STATED EXERCISE: Check every line of the material below for the string "Energy", and return the ones that have it.

━━ GIVEN ENTRIES ━━

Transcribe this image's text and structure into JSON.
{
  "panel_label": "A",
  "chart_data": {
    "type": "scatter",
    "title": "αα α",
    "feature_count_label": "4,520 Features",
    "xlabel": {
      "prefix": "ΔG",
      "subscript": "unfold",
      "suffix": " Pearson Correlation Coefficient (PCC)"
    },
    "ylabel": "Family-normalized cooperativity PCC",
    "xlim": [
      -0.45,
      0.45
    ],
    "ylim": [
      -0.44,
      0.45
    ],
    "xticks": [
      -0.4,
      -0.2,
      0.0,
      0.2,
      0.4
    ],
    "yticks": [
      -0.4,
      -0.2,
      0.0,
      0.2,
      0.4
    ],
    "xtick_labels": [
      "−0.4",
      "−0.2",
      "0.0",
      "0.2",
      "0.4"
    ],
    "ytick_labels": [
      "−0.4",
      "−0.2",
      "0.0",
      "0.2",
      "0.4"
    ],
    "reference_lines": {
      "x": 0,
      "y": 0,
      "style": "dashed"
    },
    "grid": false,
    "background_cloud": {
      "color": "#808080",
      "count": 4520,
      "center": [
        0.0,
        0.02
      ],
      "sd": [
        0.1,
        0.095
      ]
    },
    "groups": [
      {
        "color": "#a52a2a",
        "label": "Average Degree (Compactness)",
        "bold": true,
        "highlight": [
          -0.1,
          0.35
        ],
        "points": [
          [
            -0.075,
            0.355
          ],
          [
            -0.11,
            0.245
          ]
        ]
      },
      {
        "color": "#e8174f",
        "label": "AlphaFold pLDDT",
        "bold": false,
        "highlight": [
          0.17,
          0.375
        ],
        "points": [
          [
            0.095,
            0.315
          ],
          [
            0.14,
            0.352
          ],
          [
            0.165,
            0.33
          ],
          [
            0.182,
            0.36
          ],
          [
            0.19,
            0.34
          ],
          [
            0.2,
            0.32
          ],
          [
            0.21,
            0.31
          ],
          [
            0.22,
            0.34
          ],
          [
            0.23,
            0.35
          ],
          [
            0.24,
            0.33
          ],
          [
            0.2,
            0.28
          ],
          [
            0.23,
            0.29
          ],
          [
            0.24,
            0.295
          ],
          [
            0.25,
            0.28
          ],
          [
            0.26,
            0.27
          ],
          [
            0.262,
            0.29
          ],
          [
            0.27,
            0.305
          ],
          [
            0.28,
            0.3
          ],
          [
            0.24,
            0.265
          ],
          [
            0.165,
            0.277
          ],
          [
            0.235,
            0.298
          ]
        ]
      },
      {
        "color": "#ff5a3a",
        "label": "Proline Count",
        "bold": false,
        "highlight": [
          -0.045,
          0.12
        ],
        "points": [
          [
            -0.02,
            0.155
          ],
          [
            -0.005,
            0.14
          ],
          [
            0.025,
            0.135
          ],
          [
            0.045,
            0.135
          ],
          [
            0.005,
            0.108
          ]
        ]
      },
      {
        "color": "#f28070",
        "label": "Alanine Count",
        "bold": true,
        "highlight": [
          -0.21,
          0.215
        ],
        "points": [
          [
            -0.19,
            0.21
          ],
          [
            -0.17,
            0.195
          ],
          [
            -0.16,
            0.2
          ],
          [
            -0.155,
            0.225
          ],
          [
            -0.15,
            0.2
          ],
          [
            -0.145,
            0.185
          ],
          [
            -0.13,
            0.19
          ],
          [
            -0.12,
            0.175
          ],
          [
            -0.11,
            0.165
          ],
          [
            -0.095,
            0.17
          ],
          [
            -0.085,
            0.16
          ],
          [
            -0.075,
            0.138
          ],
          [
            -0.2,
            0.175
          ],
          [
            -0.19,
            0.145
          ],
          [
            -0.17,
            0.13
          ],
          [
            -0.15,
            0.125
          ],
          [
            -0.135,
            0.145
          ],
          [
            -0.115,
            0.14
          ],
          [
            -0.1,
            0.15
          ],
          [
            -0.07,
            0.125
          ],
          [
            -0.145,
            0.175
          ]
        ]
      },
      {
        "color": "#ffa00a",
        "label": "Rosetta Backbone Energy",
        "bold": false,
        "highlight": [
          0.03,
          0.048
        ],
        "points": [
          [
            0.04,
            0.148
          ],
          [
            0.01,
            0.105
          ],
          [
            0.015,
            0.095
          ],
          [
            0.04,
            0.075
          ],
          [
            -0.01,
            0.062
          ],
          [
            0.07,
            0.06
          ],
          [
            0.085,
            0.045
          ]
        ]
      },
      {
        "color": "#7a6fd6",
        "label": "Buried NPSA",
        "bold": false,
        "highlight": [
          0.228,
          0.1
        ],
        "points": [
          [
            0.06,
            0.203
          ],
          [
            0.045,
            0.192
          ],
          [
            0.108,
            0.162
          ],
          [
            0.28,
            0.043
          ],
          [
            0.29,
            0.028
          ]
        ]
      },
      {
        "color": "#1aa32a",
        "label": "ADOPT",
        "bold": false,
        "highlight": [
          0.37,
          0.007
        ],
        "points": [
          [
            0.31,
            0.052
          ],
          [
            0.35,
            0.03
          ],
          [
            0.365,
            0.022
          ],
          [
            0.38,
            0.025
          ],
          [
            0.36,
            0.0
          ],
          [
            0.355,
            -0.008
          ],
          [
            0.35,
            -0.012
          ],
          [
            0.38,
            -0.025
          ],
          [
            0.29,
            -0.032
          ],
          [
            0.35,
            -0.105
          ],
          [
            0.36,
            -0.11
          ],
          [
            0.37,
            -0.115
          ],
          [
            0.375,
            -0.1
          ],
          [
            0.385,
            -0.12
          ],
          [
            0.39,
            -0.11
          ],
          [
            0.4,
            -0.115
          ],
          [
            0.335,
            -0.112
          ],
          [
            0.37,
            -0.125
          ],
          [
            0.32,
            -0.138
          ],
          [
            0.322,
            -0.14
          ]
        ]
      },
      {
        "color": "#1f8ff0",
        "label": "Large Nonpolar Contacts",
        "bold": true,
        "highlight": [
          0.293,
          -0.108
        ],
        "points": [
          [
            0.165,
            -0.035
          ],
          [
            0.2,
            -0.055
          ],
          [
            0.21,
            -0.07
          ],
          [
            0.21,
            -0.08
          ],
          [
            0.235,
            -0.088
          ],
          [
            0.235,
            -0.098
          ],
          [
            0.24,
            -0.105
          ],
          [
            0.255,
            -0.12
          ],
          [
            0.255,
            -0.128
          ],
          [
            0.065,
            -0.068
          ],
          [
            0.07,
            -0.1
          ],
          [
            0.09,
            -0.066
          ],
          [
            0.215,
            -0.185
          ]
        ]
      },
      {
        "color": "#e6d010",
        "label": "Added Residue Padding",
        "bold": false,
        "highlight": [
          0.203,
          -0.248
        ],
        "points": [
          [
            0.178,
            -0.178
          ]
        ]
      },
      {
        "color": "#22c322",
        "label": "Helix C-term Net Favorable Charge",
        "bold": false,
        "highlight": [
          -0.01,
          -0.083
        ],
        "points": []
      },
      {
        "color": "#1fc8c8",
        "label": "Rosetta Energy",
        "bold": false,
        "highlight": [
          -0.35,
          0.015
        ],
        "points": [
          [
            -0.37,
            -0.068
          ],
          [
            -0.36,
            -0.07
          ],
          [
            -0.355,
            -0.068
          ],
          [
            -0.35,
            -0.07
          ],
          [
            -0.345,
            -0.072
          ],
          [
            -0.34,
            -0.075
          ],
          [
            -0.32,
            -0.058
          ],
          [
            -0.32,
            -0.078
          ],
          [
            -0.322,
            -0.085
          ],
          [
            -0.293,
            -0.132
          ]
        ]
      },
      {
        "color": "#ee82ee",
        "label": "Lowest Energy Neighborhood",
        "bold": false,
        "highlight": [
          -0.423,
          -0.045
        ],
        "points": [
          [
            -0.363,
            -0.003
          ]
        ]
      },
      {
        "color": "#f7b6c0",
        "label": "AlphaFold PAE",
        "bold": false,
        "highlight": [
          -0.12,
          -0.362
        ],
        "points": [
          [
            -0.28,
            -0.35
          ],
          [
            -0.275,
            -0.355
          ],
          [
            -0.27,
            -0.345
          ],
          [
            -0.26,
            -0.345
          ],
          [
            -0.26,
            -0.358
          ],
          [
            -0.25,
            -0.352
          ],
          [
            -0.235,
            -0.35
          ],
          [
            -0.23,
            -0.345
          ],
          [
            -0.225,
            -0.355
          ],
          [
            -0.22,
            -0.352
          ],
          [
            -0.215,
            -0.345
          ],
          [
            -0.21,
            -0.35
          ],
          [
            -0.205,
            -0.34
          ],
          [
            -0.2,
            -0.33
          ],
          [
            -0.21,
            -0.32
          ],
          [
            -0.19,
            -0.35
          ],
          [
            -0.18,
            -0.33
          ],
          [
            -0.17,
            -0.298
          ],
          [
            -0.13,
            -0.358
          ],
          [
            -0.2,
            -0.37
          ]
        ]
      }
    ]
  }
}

━━━

THE COMPLETED TASK:
        "label": "Rosetta Backbone Energy",
        "label": "Rosetta Energy",
        "label": "Lowest Energy Neighborhood",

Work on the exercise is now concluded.